** Data to use **
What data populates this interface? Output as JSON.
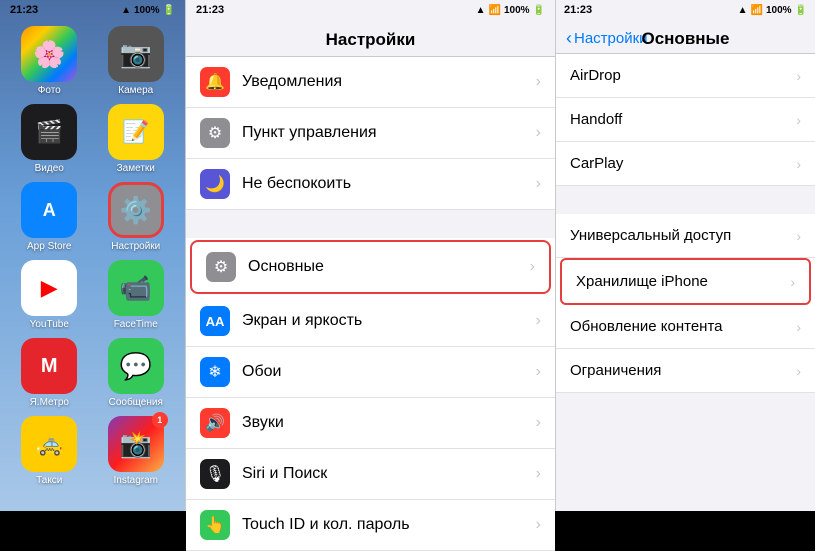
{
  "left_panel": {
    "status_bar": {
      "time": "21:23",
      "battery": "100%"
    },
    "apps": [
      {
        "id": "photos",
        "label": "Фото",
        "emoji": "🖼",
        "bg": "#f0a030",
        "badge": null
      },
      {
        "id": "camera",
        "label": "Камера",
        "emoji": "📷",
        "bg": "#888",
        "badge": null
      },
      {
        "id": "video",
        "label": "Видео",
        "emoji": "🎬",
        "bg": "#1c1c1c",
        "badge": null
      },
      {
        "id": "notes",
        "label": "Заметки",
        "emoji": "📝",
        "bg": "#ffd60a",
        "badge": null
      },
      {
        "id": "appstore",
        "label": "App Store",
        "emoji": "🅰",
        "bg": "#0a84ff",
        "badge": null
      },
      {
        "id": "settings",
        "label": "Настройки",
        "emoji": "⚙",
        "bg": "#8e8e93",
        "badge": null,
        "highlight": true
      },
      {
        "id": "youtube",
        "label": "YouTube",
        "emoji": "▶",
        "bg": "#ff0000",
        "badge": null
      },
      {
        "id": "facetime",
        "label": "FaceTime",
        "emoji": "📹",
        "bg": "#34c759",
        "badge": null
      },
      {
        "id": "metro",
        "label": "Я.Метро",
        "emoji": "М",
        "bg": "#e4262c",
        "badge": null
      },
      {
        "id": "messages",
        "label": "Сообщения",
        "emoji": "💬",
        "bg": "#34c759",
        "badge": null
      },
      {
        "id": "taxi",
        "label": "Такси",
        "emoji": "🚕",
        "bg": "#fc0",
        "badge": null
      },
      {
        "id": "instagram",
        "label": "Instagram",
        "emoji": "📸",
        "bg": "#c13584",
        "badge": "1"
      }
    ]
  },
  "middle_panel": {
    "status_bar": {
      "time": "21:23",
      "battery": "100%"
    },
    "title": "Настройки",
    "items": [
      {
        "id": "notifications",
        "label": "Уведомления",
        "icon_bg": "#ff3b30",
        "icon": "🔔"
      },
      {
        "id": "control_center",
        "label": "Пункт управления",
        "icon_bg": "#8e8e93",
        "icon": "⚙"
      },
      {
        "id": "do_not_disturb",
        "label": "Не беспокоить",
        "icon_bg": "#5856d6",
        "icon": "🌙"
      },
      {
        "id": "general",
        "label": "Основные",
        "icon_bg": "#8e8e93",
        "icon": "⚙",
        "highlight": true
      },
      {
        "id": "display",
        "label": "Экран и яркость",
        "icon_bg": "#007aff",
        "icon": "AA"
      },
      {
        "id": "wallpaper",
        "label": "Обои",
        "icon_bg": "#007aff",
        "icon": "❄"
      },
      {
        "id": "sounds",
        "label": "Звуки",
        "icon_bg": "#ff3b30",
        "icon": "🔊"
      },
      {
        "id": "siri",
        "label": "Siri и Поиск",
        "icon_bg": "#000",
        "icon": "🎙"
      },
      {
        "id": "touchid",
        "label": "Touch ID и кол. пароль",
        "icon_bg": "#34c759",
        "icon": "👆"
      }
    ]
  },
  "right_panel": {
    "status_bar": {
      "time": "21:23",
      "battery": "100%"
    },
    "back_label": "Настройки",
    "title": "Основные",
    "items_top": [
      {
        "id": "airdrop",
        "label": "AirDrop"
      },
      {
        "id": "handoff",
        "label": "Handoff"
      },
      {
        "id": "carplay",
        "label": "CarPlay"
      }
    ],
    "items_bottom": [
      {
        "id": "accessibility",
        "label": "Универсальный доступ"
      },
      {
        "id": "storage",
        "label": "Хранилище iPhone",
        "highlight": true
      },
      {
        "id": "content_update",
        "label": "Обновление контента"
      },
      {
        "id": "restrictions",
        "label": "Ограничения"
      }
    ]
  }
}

** Exercise brief **
From the entries above, pull out each line that includes "emoji".

** Answer to this task **
        "emoji": "🖼",
        "emoji": "📷",
        "emoji": "🎬",
        "emoji": "📝",
        "emoji": "🅰",
        "emoji": "⚙",
        "emoji": "▶",
        "emoji": "📹",
        "emoji": "М",
        "emoji": "💬",
        "emoji": "🚕",
        "emoji": "📸",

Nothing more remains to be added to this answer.